§ **Records for this exercise**

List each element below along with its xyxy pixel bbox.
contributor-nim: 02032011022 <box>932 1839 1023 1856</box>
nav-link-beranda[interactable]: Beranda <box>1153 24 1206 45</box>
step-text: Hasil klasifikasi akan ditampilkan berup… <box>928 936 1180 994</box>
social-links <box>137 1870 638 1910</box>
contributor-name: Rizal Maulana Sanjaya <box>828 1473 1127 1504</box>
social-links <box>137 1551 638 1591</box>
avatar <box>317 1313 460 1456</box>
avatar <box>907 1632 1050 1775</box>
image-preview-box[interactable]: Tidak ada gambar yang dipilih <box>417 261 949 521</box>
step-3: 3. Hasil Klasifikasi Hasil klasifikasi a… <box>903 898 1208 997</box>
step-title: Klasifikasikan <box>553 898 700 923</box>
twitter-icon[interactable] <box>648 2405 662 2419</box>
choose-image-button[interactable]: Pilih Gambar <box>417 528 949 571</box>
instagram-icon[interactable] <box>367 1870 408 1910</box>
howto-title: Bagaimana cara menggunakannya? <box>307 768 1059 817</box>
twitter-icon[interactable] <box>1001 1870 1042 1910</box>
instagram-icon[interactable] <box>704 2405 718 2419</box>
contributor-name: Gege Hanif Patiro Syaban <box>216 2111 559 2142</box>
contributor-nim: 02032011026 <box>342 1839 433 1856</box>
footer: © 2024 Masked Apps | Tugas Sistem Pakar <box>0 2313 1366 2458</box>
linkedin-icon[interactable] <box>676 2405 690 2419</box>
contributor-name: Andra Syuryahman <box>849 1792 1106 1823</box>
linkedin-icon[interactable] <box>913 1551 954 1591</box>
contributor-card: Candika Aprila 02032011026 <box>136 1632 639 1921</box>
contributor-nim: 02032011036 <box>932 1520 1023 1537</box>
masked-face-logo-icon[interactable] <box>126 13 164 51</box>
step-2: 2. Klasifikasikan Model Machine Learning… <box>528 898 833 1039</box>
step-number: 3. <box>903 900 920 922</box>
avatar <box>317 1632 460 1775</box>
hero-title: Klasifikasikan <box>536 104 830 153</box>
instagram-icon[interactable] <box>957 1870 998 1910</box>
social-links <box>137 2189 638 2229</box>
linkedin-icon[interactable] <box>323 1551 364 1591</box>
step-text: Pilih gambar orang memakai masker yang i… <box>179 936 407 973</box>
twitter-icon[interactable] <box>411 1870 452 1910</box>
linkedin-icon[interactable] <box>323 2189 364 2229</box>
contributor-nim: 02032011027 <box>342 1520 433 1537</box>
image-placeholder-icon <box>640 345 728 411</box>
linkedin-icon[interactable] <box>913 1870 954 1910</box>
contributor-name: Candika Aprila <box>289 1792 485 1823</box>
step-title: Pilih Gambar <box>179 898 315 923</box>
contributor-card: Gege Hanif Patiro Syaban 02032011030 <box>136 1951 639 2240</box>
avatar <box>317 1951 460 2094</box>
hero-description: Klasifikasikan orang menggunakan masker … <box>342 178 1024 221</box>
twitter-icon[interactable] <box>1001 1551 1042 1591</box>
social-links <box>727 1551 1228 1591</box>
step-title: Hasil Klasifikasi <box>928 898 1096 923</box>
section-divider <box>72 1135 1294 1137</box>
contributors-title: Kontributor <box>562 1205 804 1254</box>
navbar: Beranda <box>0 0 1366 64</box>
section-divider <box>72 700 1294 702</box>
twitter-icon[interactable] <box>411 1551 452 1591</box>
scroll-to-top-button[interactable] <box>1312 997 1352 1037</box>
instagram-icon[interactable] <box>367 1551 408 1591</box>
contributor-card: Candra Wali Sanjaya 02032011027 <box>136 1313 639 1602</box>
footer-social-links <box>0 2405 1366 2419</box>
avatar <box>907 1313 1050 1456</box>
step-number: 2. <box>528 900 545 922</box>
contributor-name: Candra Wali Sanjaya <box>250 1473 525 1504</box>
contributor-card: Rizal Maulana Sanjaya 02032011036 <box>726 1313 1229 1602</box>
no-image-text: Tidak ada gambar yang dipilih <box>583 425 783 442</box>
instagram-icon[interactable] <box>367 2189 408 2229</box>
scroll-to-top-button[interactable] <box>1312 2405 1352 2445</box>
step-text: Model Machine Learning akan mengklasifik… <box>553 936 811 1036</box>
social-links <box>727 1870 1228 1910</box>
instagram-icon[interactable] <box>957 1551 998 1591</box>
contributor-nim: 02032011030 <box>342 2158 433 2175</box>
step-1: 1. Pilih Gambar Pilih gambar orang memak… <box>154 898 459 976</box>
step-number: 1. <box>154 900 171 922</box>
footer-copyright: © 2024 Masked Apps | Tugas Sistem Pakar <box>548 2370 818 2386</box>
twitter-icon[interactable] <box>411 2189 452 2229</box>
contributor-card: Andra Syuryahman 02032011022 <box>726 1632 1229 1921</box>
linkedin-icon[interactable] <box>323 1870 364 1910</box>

§ **Problem to solve**
Repeat all of the lines above verbatim, leaving every character unchanged.

§ **Answer to the exercise**
List each element below along with its xyxy pixel bbox.
contributor-nim: 02032011022 <box>932 1839 1023 1856</box>
nav-link-beranda[interactable]: Beranda <box>1153 24 1206 45</box>
step-text: Hasil klasifikasi akan ditampilkan berup… <box>928 936 1180 994</box>
social-links <box>137 1870 638 1910</box>
contributor-name: Rizal Maulana Sanjaya <box>828 1473 1127 1504</box>
social-links <box>137 1551 638 1591</box>
avatar <box>317 1313 460 1456</box>
avatar <box>907 1632 1050 1775</box>
image-preview-box[interactable]: Tidak ada gambar yang dipilih <box>417 261 949 521</box>
step-3: 3. Hasil Klasifikasi Hasil klasifikasi a… <box>903 898 1208 997</box>
step-title: Klasifikasikan <box>553 898 700 923</box>
twitter-icon[interactable] <box>648 2405 662 2419</box>
choose-image-button[interactable]: Pilih Gambar <box>417 528 949 571</box>
instagram-icon[interactable] <box>367 1870 408 1910</box>
howto-title: Bagaimana cara menggunakannya? <box>307 768 1059 817</box>
twitter-icon[interactable] <box>1001 1870 1042 1910</box>
instagram-icon[interactable] <box>704 2405 718 2419</box>
contributor-name: Gege Hanif Patiro Syaban <box>216 2111 559 2142</box>
contributor-nim: 02032011026 <box>342 1839 433 1856</box>
footer: © 2024 Masked Apps | Tugas Sistem Pakar <box>0 2313 1366 2458</box>
linkedin-icon[interactable] <box>676 2405 690 2419</box>
contributor-name: Andra Syuryahman <box>849 1792 1106 1823</box>
linkedin-icon[interactable] <box>913 1551 954 1591</box>
contributor-card: Candika Aprila 02032011026 <box>136 1632 639 1921</box>
contributor-nim: 02032011036 <box>932 1520 1023 1537</box>
masked-face-logo-icon[interactable] <box>126 13 164 51</box>
step-2: 2. Klasifikasikan Model Machine Learning… <box>528 898 833 1039</box>
step-number: 3. <box>903 900 920 922</box>
avatar <box>317 1632 460 1775</box>
hero-title: Klasifikasikan <box>536 104 830 153</box>
instagram-icon[interactable] <box>957 1870 998 1910</box>
social-links <box>137 2189 638 2229</box>
linkedin-icon[interactable] <box>323 1551 364 1591</box>
step-text: Pilih gambar orang memakai masker yang i… <box>179 936 407 973</box>
twitter-icon[interactable] <box>411 1870 452 1910</box>
linkedin-icon[interactable] <box>323 2189 364 2229</box>
contributor-nim: 02032011027 <box>342 1520 433 1537</box>
image-placeholder-icon <box>640 345 728 411</box>
linkedin-icon[interactable] <box>913 1870 954 1910</box>
contributor-name: Candika Aprila <box>289 1792 485 1823</box>
step-title: Pilih Gambar <box>179 898 315 923</box>
contributor-card: Gege Hanif Patiro Syaban 02032011030 <box>136 1951 639 2240</box>
avatar <box>317 1951 460 2094</box>
hero-description: Klasifikasikan orang menggunakan masker … <box>342 178 1024 221</box>
twitter-icon[interactable] <box>1001 1551 1042 1591</box>
social-links <box>727 1551 1228 1591</box>
step-title: Hasil Klasifikasi <box>928 898 1096 923</box>
section-divider <box>72 1135 1294 1137</box>
contributors-title: Kontributor <box>562 1205 804 1254</box>
navbar: Beranda <box>0 0 1366 64</box>
section-divider <box>72 700 1294 702</box>
twitter-icon[interactable] <box>411 1551 452 1591</box>
scroll-to-top-button[interactable] <box>1312 997 1352 1037</box>
instagram-icon[interactable] <box>367 1551 408 1591</box>
contributor-card: Candra Wali Sanjaya 02032011027 <box>136 1313 639 1602</box>
footer-social-links <box>0 2405 1366 2419</box>
avatar <box>907 1313 1050 1456</box>
step-number: 2. <box>528 900 545 922</box>
contributor-name: Candra Wali Sanjaya <box>250 1473 525 1504</box>
contributor-card: Rizal Maulana Sanjaya 02032011036 <box>726 1313 1229 1602</box>
no-image-text: Tidak ada gambar yang dipilih <box>583 425 783 442</box>
instagram-icon[interactable] <box>367 2189 408 2229</box>
scroll-to-top-button[interactable] <box>1312 2405 1352 2445</box>
step-text: Model Machine Learning akan mengklasifik… <box>553 936 811 1036</box>
social-links <box>727 1870 1228 1910</box>
instagram-icon[interactable] <box>957 1551 998 1591</box>
contributor-nim: 02032011030 <box>342 2158 433 2175</box>
step-1: 1. Pilih Gambar Pilih gambar orang memak… <box>154 898 459 976</box>
step-number: 1. <box>154 900 171 922</box>
footer-copyright: © 2024 Masked Apps | Tugas Sistem Pakar <box>548 2370 818 2386</box>
twitter-icon[interactable] <box>411 2189 452 2229</box>
contributor-card: Andra Syuryahman 02032011022 <box>726 1632 1229 1921</box>
linkedin-icon[interactable] <box>323 1870 364 1910</box>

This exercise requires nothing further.